■ **GIVEN EXERCISE**
Rewrite the data below, substituting "label" for every occurrence of "staticText" and leaving everything else unchanged.

■ **DATA**
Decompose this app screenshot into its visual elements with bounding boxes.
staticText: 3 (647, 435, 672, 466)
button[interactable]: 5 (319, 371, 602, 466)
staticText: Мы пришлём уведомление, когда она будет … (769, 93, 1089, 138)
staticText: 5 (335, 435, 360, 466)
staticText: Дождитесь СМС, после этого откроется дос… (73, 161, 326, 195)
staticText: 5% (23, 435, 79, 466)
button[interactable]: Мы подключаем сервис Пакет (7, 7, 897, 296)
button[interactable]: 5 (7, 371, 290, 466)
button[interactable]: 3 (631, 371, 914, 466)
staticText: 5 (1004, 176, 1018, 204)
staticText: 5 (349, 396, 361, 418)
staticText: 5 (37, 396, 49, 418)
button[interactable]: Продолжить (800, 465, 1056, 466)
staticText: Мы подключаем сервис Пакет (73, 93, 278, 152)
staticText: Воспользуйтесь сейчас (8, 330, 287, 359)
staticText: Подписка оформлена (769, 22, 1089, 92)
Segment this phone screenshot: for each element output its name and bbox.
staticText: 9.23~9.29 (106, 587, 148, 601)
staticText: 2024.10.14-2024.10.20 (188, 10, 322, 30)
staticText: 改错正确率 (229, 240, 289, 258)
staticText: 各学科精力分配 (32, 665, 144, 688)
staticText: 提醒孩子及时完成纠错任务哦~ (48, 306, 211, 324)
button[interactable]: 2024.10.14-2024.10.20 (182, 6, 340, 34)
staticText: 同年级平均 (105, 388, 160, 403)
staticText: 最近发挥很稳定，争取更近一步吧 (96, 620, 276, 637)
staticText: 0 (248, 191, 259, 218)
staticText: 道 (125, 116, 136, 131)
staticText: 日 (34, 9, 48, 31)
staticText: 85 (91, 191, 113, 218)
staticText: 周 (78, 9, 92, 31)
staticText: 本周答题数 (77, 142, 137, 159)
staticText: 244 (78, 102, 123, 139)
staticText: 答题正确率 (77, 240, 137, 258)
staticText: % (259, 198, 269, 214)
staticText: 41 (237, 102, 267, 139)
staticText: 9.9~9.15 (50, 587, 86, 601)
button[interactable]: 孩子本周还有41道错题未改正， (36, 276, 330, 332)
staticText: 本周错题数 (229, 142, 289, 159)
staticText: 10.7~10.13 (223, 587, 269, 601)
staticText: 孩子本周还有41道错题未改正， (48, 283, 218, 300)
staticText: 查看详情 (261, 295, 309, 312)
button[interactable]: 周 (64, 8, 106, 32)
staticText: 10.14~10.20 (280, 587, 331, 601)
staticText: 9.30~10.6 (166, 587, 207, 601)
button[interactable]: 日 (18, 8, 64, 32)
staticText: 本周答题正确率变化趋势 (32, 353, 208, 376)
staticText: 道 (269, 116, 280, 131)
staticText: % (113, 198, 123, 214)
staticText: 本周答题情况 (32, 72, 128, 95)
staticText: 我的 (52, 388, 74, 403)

■ **RESPONSE TO THE EXERCISE**
Decompose this app screenshot into its visual elements with bounding boxes.
label: 3 (647, 435, 672, 466)
button[interactable]: 5 (319, 371, 602, 466)
label: Мы пришлём уведомление, когда она будет … (769, 93, 1089, 138)
label: 5 (335, 435, 360, 466)
label: Дождитесь СМС, после этого откроется дос… (73, 161, 326, 195)
label: 5% (23, 435, 79, 466)
button[interactable]: Мы подключаем сервис Пакет (7, 7, 897, 296)
button[interactable]: 5 (7, 371, 290, 466)
button[interactable]: 3 (631, 371, 914, 466)
label: 5 (1004, 176, 1018, 204)
label: 5 (349, 396, 361, 418)
label: 5 (37, 396, 49, 418)
button[interactable]: Продолжить (800, 465, 1056, 466)
label: Мы подключаем сервис Пакет (73, 93, 278, 152)
label: Воспользуйтесь сейчас (8, 330, 287, 359)
label: Подписка оформлена (769, 22, 1089, 92)
Segment this phone screenshot: for each element output its name and bbox.
label: 9.23~9.29 (106, 587, 148, 601)
label: 2024.10.14-2024.10.20 (188, 10, 322, 30)
label: 改错正确率 (229, 240, 289, 258)
label: 各学科精力分配 (32, 665, 144, 688)
label: 提醒孩子及时完成纠错任务哦~ (48, 306, 211, 324)
button[interactable]: 2024.10.14-2024.10.20 (182, 6, 340, 34)
label: 同年级平均 (105, 388, 160, 403)
label: 最近发挥很稳定，争取更近一步吧 (96, 620, 276, 637)
label: 0 (248, 191, 259, 218)
label: 道 (125, 116, 136, 131)
label: 日 (34, 9, 48, 31)
label: 85 (91, 191, 113, 218)
label: 周 (78, 9, 92, 31)
label: 本周答题数 (77, 142, 137, 159)
label: 244 (78, 102, 123, 139)
label: 答题正确率 (77, 240, 137, 258)
label: % (259, 198, 269, 214)
label: 41 (237, 102, 267, 139)
label: 9.9~9.15 (50, 587, 86, 601)
button[interactable]: 孩子本周还有41道错题未改正， (36, 276, 330, 332)
label: 本周错题数 (229, 142, 289, 159)
label: 10.7~10.13 (223, 587, 269, 601)
label: 孩子本周还有41道错题未改正， (48, 283, 218, 300)
label: 查看详情 (261, 295, 309, 312)
button[interactable]: 周 (64, 8, 106, 32)
label: 10.14~10.20 (280, 587, 331, 601)
label: 9.30~10.6 (166, 587, 207, 601)
button[interactable]: 日 (18, 8, 64, 32)
label: 本周答题正确率变化趋势 (32, 353, 208, 376)
label: 道 (269, 116, 280, 131)
label: % (113, 198, 123, 214)
label: 本周答题情况 (32, 72, 128, 95)
label: 我的 (52, 388, 74, 403)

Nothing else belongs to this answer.